**SET PROBLEM:** Copy all lines below containing "Settings".

[begin DATA SECTION]

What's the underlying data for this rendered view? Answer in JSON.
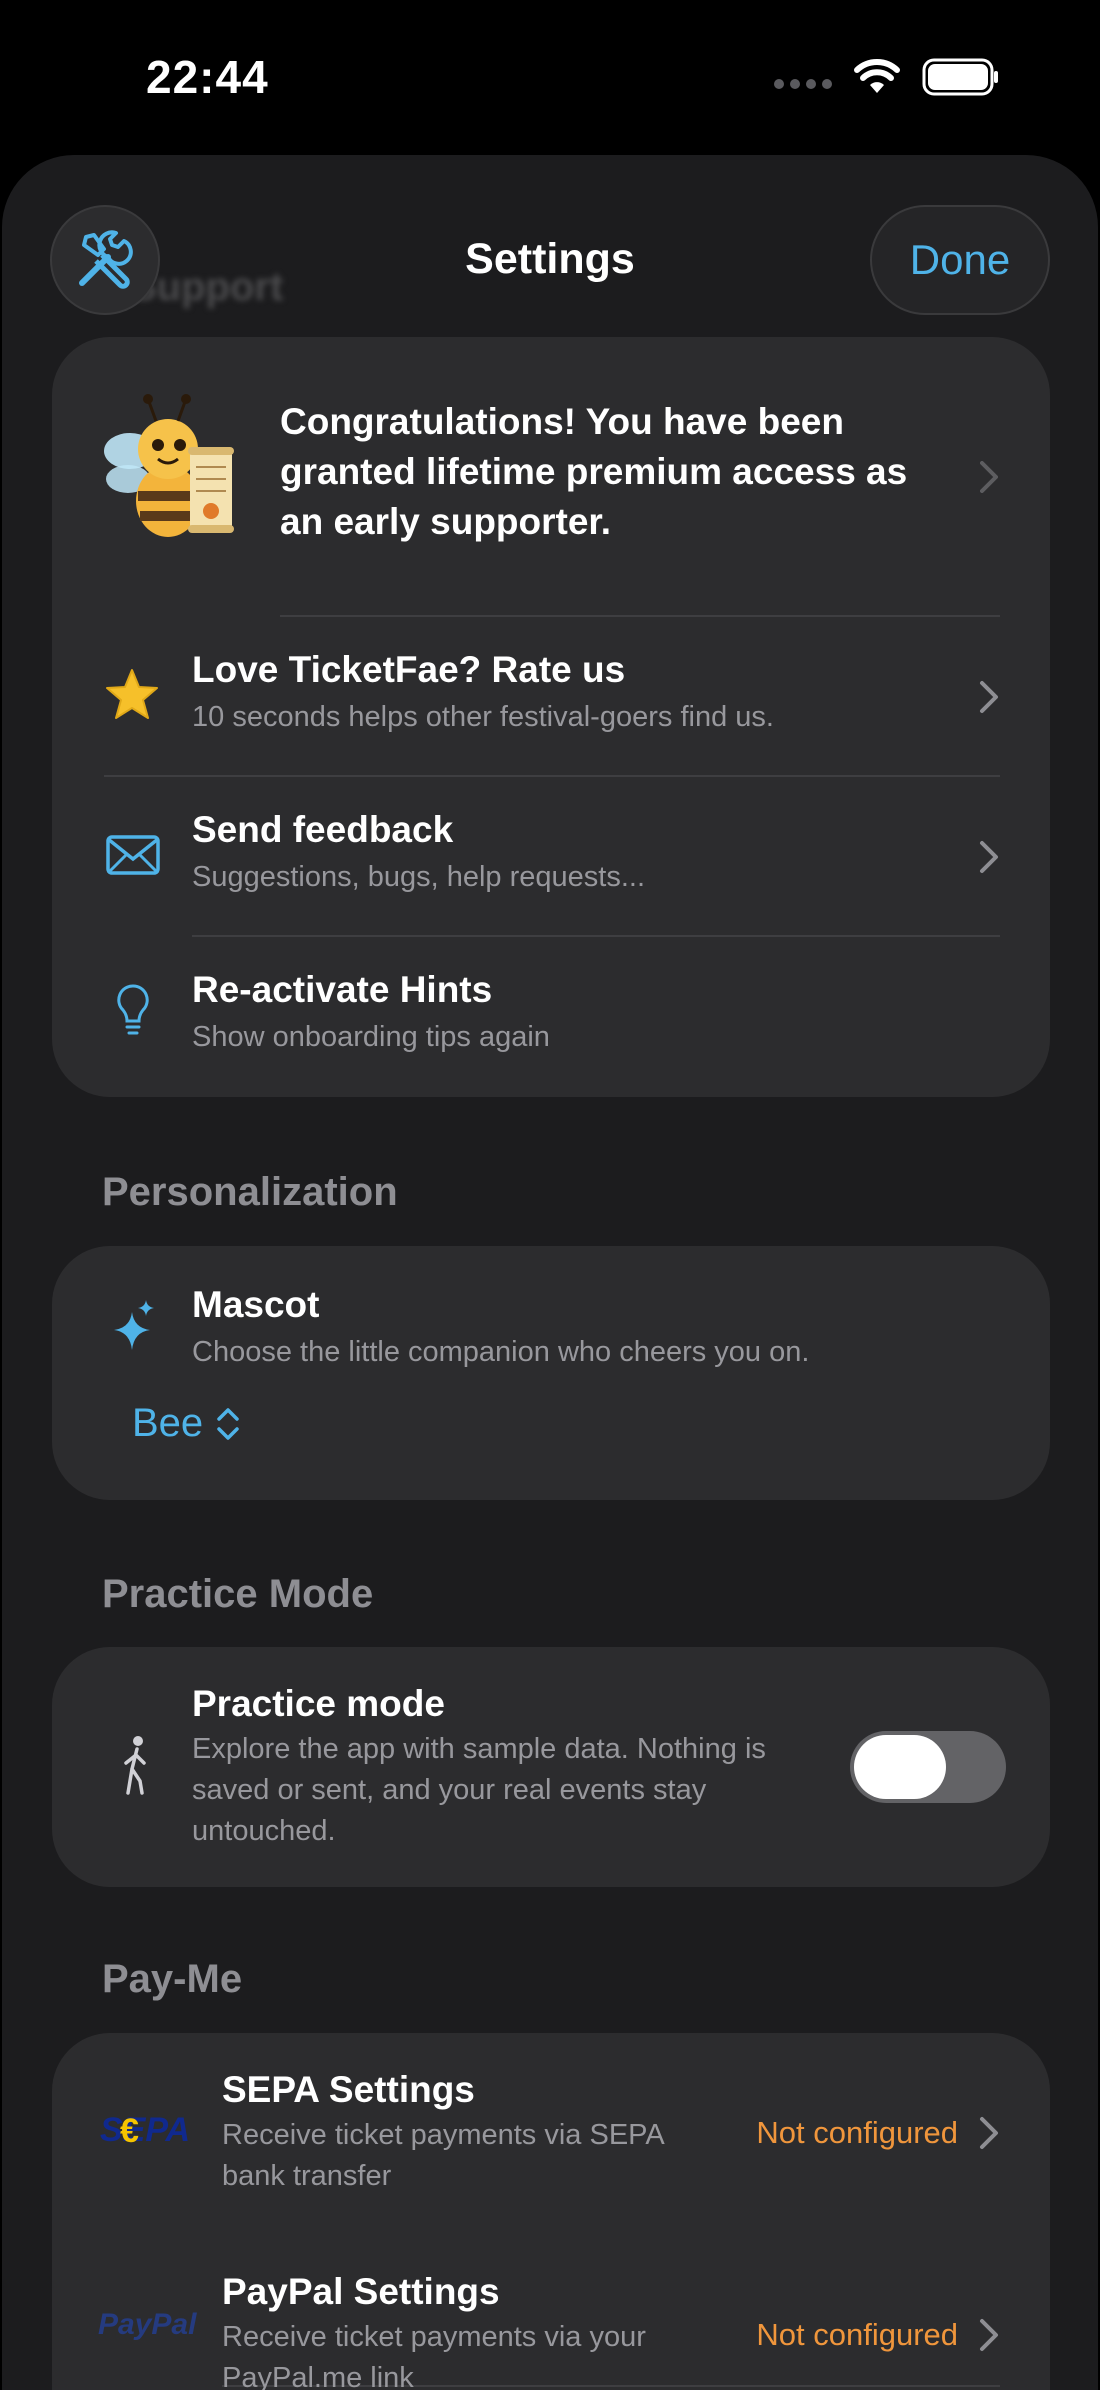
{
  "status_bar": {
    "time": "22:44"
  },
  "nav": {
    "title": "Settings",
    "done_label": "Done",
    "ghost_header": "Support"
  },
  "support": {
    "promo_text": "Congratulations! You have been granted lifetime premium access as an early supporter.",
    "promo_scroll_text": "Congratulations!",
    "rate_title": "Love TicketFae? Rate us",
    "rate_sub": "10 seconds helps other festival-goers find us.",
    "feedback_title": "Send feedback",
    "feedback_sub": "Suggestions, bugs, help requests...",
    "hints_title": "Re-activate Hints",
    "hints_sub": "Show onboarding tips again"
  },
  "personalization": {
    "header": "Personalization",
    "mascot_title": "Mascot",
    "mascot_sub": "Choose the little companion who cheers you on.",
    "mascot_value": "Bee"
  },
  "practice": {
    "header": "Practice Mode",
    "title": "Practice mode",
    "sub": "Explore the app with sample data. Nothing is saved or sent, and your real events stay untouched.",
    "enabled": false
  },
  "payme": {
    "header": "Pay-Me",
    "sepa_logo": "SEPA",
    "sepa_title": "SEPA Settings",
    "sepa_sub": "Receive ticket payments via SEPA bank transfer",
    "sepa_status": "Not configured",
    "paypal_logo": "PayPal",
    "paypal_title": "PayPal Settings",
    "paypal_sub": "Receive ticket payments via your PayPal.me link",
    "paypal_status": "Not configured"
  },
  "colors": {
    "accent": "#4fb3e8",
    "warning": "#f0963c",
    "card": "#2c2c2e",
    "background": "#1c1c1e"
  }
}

[end DATA SECTION]
[begin DATA SECTION]

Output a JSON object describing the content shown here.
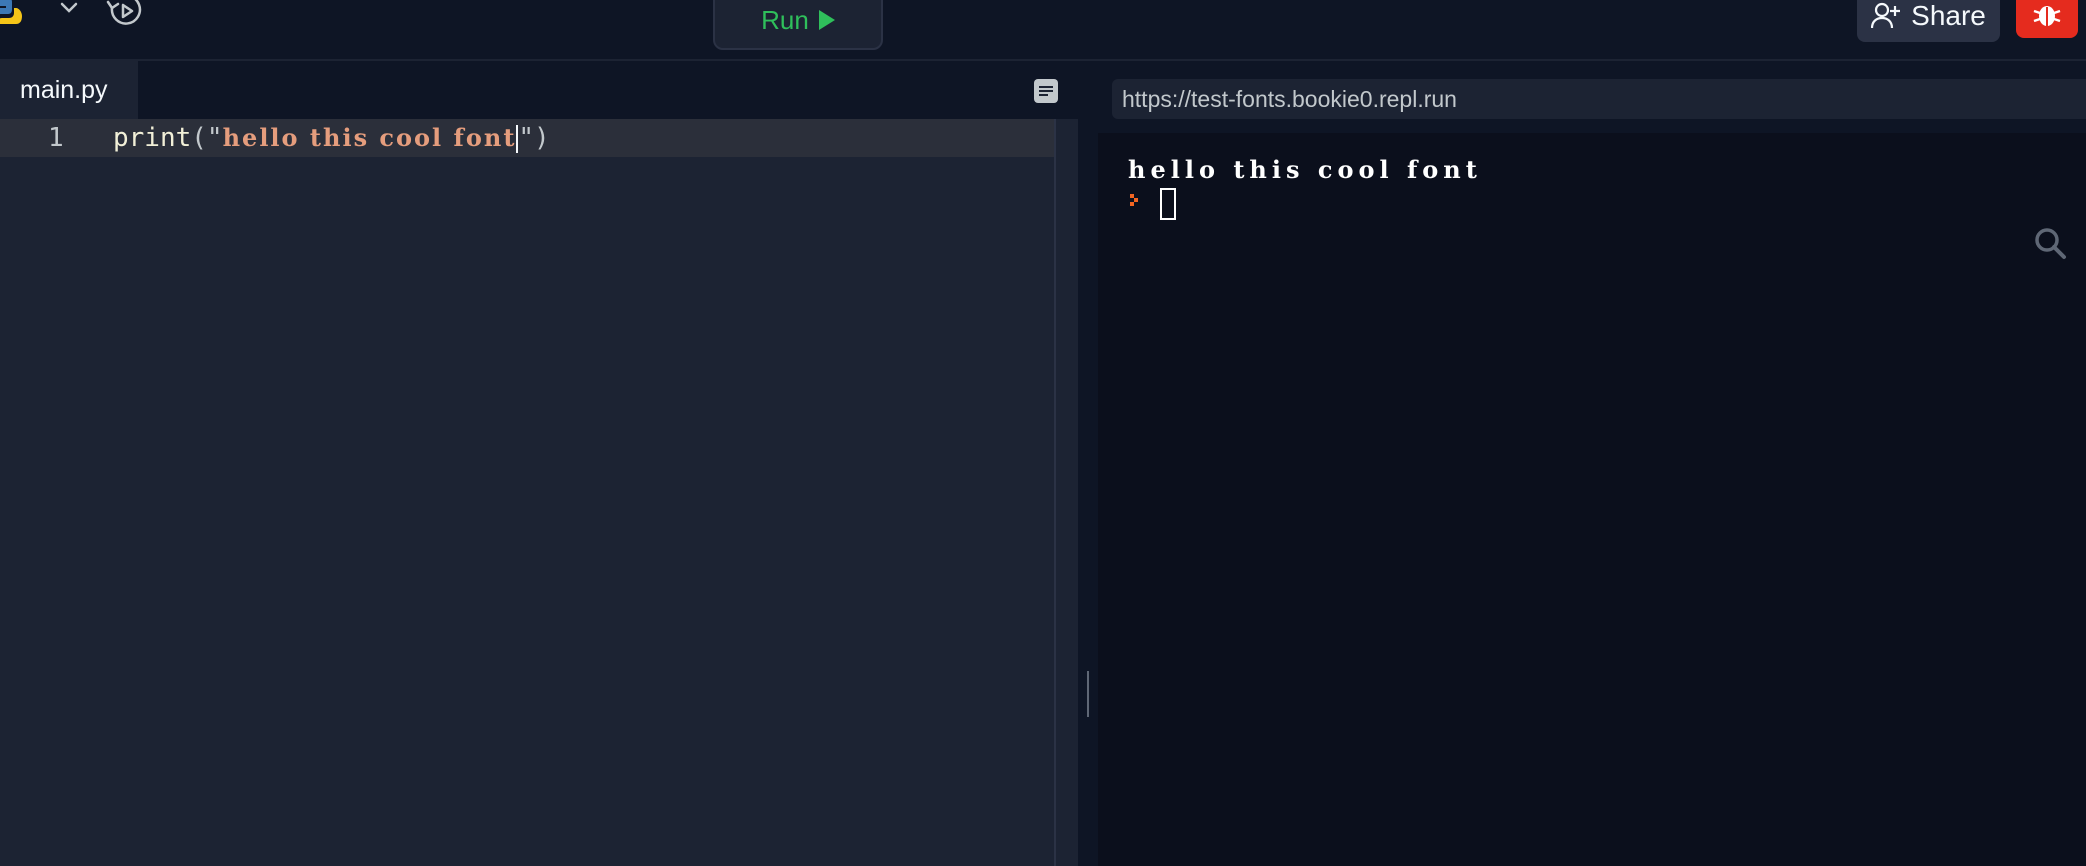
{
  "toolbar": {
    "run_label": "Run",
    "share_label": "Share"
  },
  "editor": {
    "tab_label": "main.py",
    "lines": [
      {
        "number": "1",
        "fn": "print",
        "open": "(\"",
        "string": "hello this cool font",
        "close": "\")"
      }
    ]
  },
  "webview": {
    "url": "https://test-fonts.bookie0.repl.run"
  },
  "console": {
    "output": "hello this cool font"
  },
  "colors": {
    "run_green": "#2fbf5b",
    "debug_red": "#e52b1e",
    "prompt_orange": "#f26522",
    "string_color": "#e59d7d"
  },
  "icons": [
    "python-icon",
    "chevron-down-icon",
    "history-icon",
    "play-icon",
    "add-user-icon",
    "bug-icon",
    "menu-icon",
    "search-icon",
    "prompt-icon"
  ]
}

[end DATA SECTION]

**OUTPUT BELOW:**
    "title": "Settings",
    "sepa_title": "SEPA Settings",
    "paypal_title": "PayPal Settings",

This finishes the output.